=== RECORDS TO USE ===

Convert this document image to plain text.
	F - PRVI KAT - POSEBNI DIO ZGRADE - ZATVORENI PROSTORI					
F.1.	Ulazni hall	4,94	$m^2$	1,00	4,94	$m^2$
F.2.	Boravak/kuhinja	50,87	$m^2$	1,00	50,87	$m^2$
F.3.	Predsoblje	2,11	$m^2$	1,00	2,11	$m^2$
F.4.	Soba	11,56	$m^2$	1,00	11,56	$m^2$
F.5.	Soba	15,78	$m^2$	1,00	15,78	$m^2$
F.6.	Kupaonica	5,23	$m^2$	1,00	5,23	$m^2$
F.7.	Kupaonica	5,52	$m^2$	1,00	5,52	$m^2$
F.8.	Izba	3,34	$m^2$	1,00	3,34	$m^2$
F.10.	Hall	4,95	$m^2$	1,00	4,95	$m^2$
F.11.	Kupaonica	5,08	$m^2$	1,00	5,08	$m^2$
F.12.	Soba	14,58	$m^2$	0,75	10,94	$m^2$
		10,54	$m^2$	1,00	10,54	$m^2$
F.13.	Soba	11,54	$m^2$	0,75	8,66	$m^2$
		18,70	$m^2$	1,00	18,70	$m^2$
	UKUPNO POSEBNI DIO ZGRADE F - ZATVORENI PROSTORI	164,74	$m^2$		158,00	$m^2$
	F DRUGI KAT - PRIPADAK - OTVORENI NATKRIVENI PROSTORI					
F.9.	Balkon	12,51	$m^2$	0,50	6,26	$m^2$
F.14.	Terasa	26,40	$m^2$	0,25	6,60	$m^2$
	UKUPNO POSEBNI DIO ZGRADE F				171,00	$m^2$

===

REQUIRED TASK
Look for "ZATVORENI" and pull out every line that has it.

EXERCISE ANSWER
	F - PRVI KAT - POSEBNI DIO ZGRADE - ZATVORENI PROSTORI					
	UKUPNO POSEBNI DIO ZGRADE F - ZATVORENI PROSTORI	164,74	$m^2$		158,00	$m^2$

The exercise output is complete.